● **Required task**: Determine how many lines of this material contain "grosso". Give only the number.

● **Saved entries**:
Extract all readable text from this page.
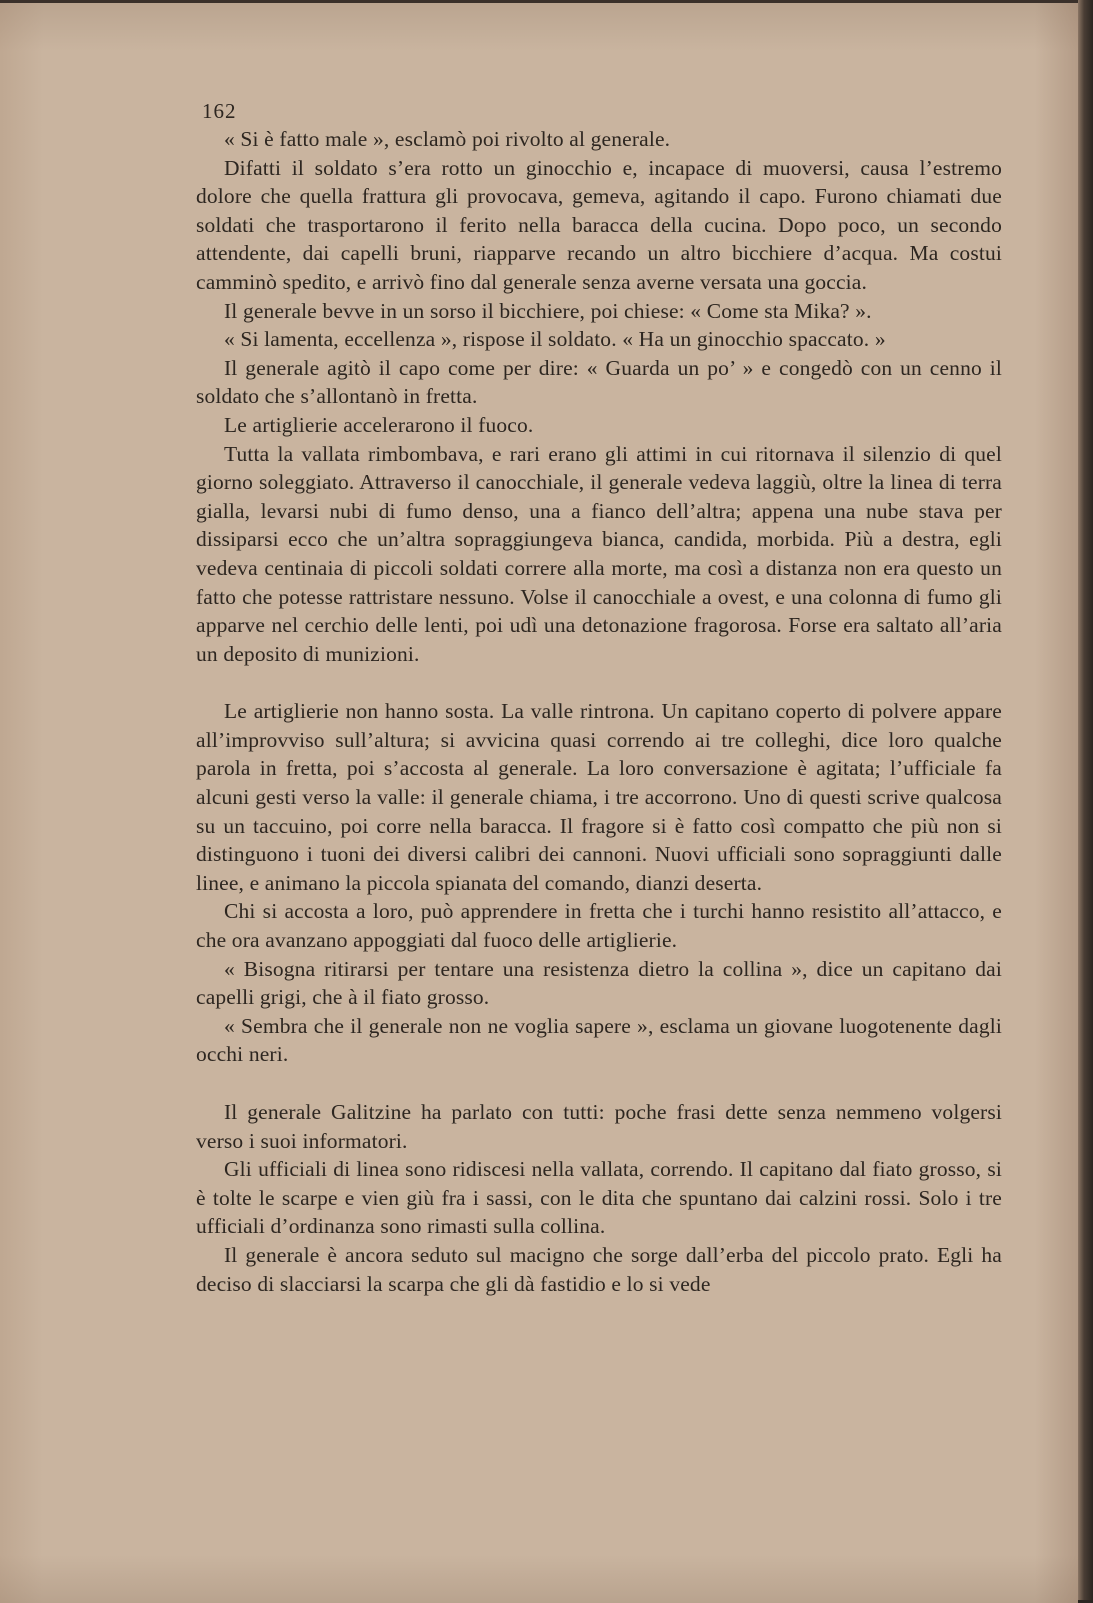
162

« Si è fatto male », esclamò poi rivolto al generale.

Difatti il soldato s’era rotto un ginocchio e, incapace di muoversi, causa l’estremo dolore che quella frattura gli provocava, gemeva, agitando il capo. Furono chiamati due soldati che trasportarono il ferito nella baracca della cucina. Dopo poco, un secondo attendente, dai capelli bruni, riapparve recando un altro bicchiere d’acqua. Ma costui camminò spedito, e arrivò fino dal generale senza averne versata una goccia.

Il generale bevve in un sorso il bicchiere, poi chiese: « Come sta Mika? ».

« Si lamenta, eccellenza », rispose il soldato. « Ha un ginocchio spaccato. »

Il generale agitò il capo come per dire: « Guarda un po’ » e congedò con un cenno il soldato che s’allontanò in fretta.

Le artiglierie accelerarono il fuoco.

Tutta la vallata rimbombava, e rari erano gli attimi in cui ritornava il silenzio di quel giorno soleggiato. Attraverso il canocchiale, il generale vedeva laggiù, oltre la linea di terra gialla, levarsi nubi di fumo denso, una a fianco dell’altra; appena una nube stava per dissiparsi ecco che un’altra sopraggiungeva bianca, candida, morbida. Più a destra, egli vedeva centinaia di piccoli soldati correre alla morte, ma così a distanza non era questo un fatto che potesse rattristare nessuno. Volse il canocchiale a ovest, e una colonna di fumo gli apparve nel cerchio delle lenti, poi udì una detonazione fragorosa. Forse era saltato all’aria un deposito di munizioni.

Le artiglierie non hanno sosta. La valle rintrona. Un capitano coperto di polvere appare all’improvviso sull’altura; si avvicina quasi correndo ai tre colleghi, dice loro qualche parola in fretta, poi s’accosta al generale. La loro conversazione è agitata; l’ufficiale fa alcuni gesti verso la valle: il generale chiama, i tre accorrono. Uno di questi scrive qualcosa su un taccuino, poi corre nella baracca. Il fragore si è fatto così compatto che più non si distinguono i tuoni dei diversi calibri dei cannoni. Nuovi ufficiali sono sopraggiunti dalle linee, e animano la piccola spianata del comando, dianzi deserta.

Chi si accosta a loro, può apprendere in fretta che i turchi hanno resistito all’attacco, e che ora avanzano appoggiati dal fuoco delle artiglierie.

« Bisogna ritirarsi per tentare una resistenza dietro la collina », dice un capitano dai capelli grigi, che à il fiato grosso.

« Sembra che il generale non ne voglia sapere », esclama un giovane luogotenente dagli occhi neri.

Il generale Galitzine ha parlato con tutti: poche frasi dette senza nemmeno volgersi verso i suoi informatori.

Gli ufficiali di linea sono ridiscesi nella vallata, correndo. Il capitano dal fiato grosso, si è tolte le scarpe e vien giù fra i sassi, con le dita che spuntano dai calzini rossi. Solo i tre ufficiali d’ordinanza sono rimasti sulla collina.

Il generale è ancora seduto sul macigno che sorge dall’erba del piccolo prato. Egli ha deciso di slacciarsi la scarpa che gli dà fastidio e lo si vede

● **Expected answer**: 2